[WHAT IS REQUIRED]:
Report how many lines of these entries hold the string "Договора"; reply with the number alone.

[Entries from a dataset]
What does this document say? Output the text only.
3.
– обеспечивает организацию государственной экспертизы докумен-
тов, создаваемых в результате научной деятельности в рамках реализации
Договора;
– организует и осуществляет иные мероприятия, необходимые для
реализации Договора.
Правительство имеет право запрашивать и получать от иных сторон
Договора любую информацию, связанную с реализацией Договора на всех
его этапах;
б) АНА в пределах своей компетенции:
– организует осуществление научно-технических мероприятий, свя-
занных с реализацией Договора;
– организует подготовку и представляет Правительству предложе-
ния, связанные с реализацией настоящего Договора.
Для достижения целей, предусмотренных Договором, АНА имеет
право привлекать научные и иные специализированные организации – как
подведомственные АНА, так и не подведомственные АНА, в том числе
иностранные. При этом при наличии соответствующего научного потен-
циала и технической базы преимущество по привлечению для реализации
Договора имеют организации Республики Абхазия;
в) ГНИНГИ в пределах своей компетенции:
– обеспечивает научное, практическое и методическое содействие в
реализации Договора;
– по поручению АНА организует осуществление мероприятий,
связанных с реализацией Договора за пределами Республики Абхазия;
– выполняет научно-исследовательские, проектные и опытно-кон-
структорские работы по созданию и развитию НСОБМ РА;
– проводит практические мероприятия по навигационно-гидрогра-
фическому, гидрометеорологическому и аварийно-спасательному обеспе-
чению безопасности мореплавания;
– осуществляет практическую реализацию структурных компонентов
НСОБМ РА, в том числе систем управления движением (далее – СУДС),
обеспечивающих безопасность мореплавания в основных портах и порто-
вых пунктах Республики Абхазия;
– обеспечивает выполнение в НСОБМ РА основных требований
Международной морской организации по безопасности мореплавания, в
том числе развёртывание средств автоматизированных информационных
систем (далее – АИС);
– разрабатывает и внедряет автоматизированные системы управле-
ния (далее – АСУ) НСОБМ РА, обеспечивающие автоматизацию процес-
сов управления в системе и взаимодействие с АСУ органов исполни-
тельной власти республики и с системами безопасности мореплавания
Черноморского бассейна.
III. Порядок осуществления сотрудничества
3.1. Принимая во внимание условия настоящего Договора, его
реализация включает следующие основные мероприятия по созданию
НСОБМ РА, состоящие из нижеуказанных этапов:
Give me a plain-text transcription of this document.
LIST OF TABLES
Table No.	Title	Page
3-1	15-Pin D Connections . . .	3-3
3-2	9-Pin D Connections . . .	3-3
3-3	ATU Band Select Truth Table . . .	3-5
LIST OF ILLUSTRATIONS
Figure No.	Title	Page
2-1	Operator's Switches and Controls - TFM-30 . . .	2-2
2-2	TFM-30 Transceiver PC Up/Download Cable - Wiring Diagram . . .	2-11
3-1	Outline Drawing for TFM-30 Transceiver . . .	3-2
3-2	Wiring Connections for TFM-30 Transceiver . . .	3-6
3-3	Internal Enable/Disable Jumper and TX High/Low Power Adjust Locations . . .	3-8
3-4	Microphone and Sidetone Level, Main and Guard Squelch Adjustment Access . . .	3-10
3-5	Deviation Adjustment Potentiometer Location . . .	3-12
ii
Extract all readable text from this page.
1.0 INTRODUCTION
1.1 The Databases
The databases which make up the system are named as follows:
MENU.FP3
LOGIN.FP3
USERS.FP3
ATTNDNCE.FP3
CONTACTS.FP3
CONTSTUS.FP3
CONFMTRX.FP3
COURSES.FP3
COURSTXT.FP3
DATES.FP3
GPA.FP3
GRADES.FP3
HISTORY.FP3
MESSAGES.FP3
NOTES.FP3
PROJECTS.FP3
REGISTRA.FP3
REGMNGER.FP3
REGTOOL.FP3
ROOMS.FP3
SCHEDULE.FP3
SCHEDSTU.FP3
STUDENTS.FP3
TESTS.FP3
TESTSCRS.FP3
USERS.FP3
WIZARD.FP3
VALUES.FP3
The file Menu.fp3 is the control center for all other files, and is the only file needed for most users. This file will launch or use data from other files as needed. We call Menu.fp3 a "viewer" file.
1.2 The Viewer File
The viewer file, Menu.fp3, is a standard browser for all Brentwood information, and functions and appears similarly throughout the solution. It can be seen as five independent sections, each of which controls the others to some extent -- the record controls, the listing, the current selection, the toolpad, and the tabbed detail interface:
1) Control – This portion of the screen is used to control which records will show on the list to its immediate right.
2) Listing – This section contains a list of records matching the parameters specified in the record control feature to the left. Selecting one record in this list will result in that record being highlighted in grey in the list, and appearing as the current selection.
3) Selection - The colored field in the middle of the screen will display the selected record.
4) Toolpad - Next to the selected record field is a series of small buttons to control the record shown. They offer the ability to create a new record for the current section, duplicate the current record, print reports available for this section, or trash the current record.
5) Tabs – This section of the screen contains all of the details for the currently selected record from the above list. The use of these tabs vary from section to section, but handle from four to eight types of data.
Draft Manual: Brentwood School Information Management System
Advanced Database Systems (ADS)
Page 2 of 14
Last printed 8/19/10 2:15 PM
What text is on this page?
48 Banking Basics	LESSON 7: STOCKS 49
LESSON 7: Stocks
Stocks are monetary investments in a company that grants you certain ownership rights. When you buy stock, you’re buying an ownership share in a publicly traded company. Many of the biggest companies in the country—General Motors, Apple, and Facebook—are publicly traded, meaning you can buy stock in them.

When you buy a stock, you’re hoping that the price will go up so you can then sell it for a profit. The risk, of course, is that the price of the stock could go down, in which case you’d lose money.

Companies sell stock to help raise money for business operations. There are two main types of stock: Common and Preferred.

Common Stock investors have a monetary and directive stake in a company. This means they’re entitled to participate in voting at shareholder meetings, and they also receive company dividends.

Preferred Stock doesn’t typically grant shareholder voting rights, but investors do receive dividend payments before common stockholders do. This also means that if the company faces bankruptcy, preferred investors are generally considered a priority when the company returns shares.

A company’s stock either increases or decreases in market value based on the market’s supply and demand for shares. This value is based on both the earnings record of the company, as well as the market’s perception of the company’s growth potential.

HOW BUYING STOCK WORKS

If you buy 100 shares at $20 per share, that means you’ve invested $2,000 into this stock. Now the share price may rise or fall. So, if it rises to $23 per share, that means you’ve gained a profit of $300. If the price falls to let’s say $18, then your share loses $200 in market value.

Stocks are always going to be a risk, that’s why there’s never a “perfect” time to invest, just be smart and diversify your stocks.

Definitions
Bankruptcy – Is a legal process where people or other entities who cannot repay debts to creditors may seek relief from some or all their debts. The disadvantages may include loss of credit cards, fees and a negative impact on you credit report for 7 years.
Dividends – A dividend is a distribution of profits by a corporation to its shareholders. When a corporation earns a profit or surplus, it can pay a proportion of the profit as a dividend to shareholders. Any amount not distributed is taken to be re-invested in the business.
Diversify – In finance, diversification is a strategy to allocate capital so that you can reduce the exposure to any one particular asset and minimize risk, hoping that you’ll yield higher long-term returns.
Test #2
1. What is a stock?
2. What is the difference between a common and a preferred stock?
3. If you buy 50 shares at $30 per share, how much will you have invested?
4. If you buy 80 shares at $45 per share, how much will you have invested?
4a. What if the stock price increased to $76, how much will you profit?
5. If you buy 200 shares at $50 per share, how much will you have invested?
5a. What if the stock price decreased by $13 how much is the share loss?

[FULL ANSWER]:
9